AIM OF THE TASK:
Every entry below must appear again, exactly as written.

MATERIAL FOR THIS EXERCISE:
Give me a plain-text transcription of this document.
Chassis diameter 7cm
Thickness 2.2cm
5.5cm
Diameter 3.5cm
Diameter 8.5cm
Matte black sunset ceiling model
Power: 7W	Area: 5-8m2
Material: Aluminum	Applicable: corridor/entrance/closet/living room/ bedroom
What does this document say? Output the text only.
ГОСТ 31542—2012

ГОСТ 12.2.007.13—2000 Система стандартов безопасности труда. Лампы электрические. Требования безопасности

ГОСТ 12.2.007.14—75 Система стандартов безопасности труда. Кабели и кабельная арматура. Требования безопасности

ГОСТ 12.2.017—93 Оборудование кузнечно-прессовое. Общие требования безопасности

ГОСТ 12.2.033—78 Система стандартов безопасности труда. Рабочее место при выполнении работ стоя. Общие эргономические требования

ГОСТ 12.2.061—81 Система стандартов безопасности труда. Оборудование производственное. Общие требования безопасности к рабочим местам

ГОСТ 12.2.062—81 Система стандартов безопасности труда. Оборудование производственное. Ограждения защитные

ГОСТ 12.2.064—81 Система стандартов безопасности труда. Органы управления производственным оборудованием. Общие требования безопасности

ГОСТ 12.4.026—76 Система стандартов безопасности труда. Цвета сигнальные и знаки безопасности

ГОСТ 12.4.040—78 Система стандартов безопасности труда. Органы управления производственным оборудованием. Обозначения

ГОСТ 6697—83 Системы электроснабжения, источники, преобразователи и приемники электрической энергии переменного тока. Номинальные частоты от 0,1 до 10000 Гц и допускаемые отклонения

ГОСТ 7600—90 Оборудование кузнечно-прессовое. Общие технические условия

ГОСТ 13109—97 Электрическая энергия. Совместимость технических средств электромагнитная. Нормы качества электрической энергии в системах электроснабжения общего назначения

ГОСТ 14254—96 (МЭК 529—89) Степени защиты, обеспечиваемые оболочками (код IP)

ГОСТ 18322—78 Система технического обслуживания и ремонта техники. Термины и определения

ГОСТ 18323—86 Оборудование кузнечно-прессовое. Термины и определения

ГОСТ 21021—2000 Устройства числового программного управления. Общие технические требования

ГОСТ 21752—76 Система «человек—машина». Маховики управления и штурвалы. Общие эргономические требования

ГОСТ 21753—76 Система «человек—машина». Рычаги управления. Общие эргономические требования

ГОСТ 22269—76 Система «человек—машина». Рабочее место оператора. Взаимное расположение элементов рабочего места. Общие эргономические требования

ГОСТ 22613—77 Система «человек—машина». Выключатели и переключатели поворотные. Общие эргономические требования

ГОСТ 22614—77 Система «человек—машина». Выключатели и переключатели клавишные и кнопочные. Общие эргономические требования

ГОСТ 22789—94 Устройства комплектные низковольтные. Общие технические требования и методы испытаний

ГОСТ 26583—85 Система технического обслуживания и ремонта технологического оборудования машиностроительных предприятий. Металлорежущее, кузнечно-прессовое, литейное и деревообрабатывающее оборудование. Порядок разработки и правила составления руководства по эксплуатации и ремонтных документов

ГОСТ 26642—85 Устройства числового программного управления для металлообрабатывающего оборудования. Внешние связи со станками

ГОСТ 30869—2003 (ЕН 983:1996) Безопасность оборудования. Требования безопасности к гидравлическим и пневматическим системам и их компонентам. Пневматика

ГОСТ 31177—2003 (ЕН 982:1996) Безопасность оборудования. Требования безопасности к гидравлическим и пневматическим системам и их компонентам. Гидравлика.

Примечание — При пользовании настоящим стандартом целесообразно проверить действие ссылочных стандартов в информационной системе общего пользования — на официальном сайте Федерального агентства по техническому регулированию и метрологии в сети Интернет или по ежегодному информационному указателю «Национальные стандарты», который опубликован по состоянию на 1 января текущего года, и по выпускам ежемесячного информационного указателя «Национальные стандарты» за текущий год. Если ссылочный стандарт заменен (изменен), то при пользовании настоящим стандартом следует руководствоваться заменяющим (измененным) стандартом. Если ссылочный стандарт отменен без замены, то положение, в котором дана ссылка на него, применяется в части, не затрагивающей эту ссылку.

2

OUTPUT OF THE EXERCISE:
Give me a plain-text transcription of this document.
Chassis diameter 7cm
Thickness 2.2cm
5.5cm
Diameter 3.5cm
Diameter 8.5cm
Matte black sunset ceiling model
Power: 7W	Area: 5-8m2
Material: Aluminum	Applicable: corridor/entrance/closet/living room/ bedroom
What does this document say? Output the text only.
ГОСТ 31542—2012

ГОСТ 12.2.007.13—2000 Система стандартов безопасности труда. Лампы электрические. Требования безопасности

ГОСТ 12.2.007.14—75 Система стандартов безопасности труда. Кабели и кабельная арматура. Требования безопасности

ГОСТ 12.2.017—93 Оборудование кузнечно-прессовое. Общие требования безопасности

ГОСТ 12.2.033—78 Система стандартов безопасности труда. Рабочее место при выполнении работ стоя. Общие эргономические требования

ГОСТ 12.2.061—81 Система стандартов безопасности труда. Оборудование производственное. Общие требования безопасности к рабочим местам

ГОСТ 12.2.062—81 Система стандартов безопасности труда. Оборудование производственное. Ограждения защитные

ГОСТ 12.2.064—81 Система стандартов безопасности труда. Органы управления производственным оборудованием. Общие требования безопасности

ГОСТ 12.4.026—76 Система стандартов безопасности труда. Цвета сигнальные и знаки безопасности

ГОСТ 12.4.040—78 Система стандартов безопасности труда. Органы управления производственным оборудованием. Обозначения

ГОСТ 6697—83 Системы электроснабжения, источники, преобразователи и приемники электрической энергии переменного тока. Номинальные частоты от 0,1 до 10000 Гц и допускаемые отклонения

ГОСТ 7600—90 Оборудование кузнечно-прессовое. Общие технические условия

ГОСТ 13109—97 Электрическая энергия. Совместимость технических средств электромагнитная. Нормы качества электрической энергии в системах электроснабжения общего назначения

ГОСТ 14254—96 (МЭК 529—89) Степени защиты, обеспечиваемые оболочками (код IP)

ГОСТ 18322—78 Система технического обслуживания и ремонта техники. Термины и определения

ГОСТ 18323—86 Оборудование кузнечно-прессовое. Термины и определения

ГОСТ 21021—2000 Устройства числового программного управления. Общие технические требования

ГОСТ 21752—76 Система «человек—машина». Маховики управления и штурвалы. Общие эргономические требования

ГОСТ 21753—76 Система «человек—машина». Рычаги управления. Общие эргономические требования

ГОСТ 22269—76 Система «человек—машина». Рабочее место оператора. Взаимное расположение элементов рабочего места. Общие эргономические требования

ГОСТ 22613—77 Система «человек—машина». Выключатели и переключатели поворотные. Общие эргономические требования

ГОСТ 22614—77 Система «человек—машина». Выключатели и переключатели клавишные и кнопочные. Общие эргономические требования

ГОСТ 22789—94 Устройства комплектные низковольтные. Общие технические требования и методы испытаний

ГОСТ 26583—85 Система технического обслуживания и ремонта технологического оборудования машиностроительных предприятий. Металлорежущее, кузнечно-прессовое, литейное и деревообрабатывающее оборудование. Порядок разработки и правила составления руководства по эксплуатации и ремонтных документов

ГОСТ 26642—85 Устройства числового программного управления для металлообрабатывающего оборудования. Внешние связи со станками

ГОСТ 30869—2003 (ЕН 983:1996) Безопасность оборудования. Требования безопасности к гидравлическим и пневматическим системам и их компонентам. Пневматика

ГОСТ 31177—2003 (ЕН 982:1996) Безопасность оборудования. Требования безопасности к гидравлическим и пневматическим системам и их компонентам. Гидравлика.

Примечание — При пользовании настоящим стандартом целесообразно проверить действие ссылочных стандартов в информационной системе общего пользования — на официальном сайте Федерального агентства по техническому регулированию и метрологии в сети Интернет или по ежегодному информационному указателю «Национальные стандарты», который опубликован по состоянию на 1 января текущего года, и по выпускам ежемесячного информационного указателя «Национальные стандарты» за текущий год. Если ссылочный стандарт заменен (изменен), то при пользовании настоящим стандартом следует руководствоваться заменяющим (измененным) стандартом. Если ссылочный стандарт отменен без замены, то положение, в котором дана ссылка на него, применяется в части, не затрагивающей эту ссылку.

2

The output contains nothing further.